Work instructions: Take each line containing the word "into" and copy it.

# START OF Recorded information

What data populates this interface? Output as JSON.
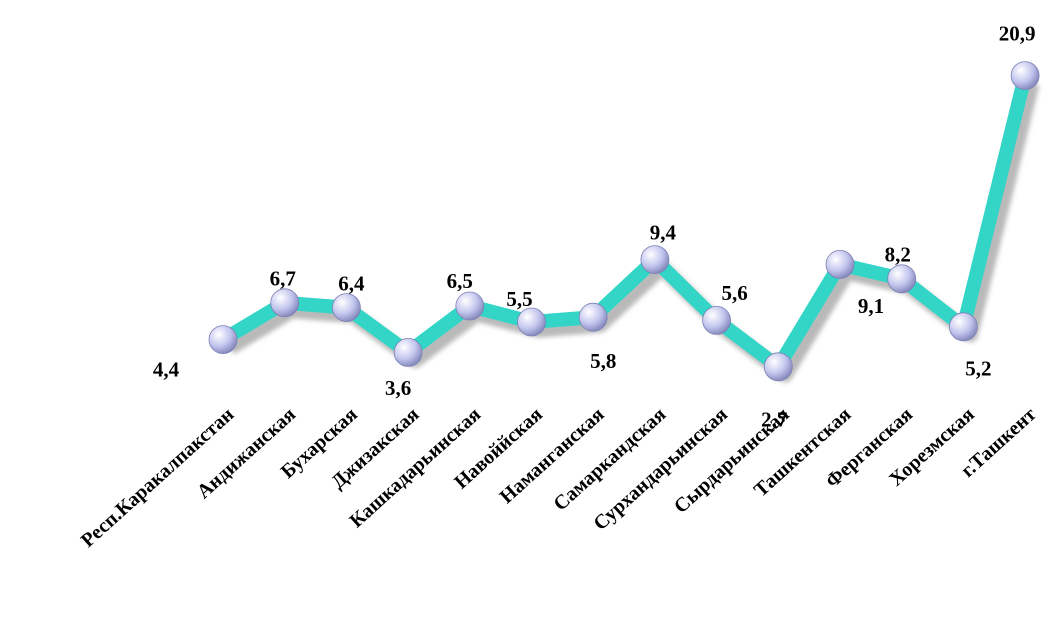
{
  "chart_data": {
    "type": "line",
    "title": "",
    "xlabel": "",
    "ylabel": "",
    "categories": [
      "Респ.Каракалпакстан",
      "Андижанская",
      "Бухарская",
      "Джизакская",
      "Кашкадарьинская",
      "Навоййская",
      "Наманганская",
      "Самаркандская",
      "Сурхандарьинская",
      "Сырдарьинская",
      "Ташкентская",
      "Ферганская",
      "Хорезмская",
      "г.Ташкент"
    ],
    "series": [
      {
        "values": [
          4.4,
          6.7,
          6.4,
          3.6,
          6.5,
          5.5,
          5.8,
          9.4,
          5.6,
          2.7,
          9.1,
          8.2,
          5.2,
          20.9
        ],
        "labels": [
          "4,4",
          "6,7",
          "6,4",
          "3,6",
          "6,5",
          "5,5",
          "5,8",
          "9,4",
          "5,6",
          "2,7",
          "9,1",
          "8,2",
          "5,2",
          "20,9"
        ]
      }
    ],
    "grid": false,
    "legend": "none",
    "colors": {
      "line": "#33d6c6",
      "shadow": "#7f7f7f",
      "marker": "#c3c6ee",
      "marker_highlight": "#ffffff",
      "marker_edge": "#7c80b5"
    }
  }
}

# END OF Recorded information
# START OF Recorded information

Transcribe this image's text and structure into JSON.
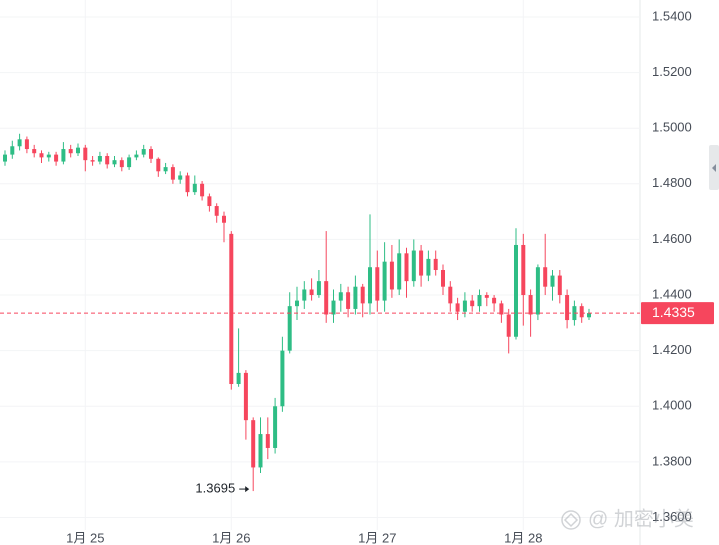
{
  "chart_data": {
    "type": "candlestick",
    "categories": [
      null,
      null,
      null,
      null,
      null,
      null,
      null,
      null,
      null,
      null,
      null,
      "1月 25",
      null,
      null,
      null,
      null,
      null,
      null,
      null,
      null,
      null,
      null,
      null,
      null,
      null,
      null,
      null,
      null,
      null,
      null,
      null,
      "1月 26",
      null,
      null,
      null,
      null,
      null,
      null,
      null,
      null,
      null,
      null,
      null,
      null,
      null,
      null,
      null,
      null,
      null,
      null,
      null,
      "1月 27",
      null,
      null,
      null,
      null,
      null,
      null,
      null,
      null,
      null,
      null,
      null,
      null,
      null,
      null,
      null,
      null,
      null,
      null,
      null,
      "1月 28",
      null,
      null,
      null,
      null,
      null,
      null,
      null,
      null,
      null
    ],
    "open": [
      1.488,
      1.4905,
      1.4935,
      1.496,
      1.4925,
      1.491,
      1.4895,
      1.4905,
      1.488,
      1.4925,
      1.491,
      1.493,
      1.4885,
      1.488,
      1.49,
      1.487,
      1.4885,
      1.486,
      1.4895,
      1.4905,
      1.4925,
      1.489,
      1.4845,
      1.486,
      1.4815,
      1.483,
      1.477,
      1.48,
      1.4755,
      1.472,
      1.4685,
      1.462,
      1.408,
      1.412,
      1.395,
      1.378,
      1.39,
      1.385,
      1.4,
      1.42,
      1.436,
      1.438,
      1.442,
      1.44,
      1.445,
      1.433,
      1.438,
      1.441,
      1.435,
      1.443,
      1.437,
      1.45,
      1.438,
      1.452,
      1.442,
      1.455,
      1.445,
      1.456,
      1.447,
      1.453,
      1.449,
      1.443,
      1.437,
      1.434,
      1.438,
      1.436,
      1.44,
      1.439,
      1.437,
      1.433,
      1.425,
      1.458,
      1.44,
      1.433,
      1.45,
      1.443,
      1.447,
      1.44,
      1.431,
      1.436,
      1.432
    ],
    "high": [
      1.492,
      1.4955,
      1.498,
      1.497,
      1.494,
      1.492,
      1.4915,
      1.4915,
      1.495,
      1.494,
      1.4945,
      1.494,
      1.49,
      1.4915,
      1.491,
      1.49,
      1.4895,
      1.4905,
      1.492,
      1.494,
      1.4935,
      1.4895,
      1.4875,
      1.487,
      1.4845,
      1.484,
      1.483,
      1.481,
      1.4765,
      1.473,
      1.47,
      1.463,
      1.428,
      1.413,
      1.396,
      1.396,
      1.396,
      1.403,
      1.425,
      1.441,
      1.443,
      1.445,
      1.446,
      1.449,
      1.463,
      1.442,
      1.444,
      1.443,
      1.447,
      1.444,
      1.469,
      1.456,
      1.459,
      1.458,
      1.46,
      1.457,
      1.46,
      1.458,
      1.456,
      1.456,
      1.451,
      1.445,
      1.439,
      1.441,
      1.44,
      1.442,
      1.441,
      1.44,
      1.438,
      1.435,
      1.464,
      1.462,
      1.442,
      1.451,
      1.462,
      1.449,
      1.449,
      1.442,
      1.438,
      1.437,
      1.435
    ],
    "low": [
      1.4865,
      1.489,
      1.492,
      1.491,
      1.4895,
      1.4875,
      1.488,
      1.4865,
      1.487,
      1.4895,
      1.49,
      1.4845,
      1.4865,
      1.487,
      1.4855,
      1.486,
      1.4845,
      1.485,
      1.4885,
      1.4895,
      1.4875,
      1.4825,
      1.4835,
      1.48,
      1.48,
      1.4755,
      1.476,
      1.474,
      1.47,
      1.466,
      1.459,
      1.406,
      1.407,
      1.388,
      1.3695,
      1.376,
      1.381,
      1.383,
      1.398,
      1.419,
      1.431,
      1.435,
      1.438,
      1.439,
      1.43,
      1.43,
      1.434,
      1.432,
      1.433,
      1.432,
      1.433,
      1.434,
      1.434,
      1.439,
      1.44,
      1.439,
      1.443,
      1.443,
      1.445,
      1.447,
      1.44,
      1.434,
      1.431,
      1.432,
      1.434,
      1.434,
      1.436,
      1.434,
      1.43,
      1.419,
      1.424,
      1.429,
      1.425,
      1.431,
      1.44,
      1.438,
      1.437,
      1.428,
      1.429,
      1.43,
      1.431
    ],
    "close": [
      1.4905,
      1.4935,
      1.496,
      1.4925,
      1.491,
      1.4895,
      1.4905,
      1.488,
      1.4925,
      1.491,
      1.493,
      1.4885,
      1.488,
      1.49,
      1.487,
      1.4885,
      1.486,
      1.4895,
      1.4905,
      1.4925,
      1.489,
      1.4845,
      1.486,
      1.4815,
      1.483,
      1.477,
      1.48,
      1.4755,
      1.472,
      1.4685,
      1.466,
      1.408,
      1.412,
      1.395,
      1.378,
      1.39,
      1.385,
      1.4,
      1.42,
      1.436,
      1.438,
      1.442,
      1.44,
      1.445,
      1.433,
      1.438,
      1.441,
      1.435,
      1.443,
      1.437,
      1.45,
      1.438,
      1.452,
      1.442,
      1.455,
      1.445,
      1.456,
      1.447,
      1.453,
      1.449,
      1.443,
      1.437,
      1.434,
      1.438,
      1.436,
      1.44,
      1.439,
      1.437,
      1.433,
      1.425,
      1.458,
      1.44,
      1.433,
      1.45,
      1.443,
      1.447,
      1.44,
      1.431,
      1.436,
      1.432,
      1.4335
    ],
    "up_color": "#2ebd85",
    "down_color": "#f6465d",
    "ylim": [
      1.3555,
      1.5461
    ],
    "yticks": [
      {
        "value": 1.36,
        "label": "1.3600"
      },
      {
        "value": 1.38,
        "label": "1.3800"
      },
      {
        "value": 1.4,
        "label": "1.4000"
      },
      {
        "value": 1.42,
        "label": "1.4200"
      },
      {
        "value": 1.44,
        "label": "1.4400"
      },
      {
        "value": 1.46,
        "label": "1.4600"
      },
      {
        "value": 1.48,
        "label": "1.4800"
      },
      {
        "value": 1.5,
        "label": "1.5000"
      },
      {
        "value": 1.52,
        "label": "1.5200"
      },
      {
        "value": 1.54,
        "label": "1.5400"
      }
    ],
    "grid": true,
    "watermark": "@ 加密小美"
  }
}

# END OF Recorded information
# START OF Recorded information

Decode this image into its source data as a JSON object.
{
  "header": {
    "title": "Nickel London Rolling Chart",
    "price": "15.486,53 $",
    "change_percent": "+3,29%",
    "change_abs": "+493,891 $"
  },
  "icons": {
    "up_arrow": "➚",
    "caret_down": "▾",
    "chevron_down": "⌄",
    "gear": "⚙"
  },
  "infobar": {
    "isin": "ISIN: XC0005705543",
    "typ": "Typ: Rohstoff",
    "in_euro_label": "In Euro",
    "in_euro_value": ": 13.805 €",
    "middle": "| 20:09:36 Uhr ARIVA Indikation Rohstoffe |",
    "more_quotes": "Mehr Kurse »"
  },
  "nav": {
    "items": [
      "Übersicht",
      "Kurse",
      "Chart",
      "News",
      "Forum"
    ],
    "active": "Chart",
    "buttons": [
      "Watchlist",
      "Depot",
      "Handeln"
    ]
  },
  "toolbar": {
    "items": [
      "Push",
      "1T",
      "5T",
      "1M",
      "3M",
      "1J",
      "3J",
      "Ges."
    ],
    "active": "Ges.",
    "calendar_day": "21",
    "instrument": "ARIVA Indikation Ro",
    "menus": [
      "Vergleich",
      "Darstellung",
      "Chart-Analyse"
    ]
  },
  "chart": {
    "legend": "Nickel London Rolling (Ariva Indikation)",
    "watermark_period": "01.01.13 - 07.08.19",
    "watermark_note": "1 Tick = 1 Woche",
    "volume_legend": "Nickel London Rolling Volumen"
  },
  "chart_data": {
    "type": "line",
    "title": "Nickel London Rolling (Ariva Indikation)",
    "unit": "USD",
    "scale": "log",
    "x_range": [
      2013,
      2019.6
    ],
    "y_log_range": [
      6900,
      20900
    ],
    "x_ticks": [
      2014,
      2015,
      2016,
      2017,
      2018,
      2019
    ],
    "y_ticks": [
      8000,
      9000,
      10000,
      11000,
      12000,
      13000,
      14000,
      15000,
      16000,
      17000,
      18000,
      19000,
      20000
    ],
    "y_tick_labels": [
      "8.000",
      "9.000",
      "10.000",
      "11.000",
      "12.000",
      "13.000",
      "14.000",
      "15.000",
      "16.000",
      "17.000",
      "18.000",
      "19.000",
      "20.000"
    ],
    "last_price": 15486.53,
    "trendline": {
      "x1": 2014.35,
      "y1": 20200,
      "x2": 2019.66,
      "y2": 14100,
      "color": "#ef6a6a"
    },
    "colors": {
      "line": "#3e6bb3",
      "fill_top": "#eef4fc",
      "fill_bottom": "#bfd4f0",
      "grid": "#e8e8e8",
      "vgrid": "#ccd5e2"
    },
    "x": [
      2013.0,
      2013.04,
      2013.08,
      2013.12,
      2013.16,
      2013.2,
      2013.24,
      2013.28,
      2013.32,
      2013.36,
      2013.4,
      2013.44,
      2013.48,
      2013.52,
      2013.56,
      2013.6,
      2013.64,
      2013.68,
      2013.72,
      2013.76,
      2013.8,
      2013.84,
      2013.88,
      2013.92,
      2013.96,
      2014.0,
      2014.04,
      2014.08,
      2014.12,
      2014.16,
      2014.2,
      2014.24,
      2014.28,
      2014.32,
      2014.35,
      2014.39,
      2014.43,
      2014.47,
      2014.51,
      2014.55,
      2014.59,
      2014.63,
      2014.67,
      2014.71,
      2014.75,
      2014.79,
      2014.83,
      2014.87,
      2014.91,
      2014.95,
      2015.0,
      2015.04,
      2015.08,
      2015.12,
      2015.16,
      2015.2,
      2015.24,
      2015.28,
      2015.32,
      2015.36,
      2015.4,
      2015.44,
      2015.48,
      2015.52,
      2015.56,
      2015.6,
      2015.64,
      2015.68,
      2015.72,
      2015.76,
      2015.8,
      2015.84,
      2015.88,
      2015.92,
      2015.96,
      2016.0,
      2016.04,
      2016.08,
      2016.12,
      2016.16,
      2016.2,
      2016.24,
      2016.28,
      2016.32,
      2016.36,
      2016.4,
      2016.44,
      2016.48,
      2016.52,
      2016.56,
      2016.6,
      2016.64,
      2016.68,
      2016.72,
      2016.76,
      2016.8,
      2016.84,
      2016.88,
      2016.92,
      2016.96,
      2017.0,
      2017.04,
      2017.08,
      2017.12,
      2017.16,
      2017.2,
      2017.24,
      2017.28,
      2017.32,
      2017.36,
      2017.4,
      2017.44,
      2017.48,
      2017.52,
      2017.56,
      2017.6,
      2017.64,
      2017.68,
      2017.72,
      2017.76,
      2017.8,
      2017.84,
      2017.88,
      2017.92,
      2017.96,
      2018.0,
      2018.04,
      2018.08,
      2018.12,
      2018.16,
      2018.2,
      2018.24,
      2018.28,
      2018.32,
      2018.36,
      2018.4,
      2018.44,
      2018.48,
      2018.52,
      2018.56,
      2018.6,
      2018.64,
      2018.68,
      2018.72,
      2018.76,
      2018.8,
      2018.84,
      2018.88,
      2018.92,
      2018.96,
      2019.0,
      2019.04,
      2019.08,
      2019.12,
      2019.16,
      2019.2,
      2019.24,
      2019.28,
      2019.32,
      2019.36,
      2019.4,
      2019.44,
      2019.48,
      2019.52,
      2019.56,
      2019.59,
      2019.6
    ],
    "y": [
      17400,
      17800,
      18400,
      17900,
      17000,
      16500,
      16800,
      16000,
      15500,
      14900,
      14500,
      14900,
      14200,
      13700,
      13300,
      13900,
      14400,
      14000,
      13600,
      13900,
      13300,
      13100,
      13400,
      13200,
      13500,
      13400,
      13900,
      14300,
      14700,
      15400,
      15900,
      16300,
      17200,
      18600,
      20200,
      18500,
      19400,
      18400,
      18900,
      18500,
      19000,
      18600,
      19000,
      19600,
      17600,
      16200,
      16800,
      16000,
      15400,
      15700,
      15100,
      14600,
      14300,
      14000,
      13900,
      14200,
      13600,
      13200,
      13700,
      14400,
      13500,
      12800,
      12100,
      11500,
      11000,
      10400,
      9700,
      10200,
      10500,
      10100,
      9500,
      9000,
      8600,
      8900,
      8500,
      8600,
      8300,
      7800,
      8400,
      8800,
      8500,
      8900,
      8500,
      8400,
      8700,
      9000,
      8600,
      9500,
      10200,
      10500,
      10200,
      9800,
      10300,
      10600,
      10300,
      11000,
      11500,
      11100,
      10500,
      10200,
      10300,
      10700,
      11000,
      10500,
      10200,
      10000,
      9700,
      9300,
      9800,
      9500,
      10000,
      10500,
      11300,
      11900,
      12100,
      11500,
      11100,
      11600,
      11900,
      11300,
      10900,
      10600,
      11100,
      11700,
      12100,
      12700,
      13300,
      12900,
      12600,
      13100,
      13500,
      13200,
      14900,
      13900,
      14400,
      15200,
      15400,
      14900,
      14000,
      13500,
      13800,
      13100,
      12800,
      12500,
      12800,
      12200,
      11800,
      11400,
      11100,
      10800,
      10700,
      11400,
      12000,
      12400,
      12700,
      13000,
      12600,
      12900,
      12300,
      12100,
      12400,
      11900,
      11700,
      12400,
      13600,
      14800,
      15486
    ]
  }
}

# END OF Recorded information

Result of the exercise:
Transcribe this image's text and structure into JSON.
Decode this image into its source data as a JSON object.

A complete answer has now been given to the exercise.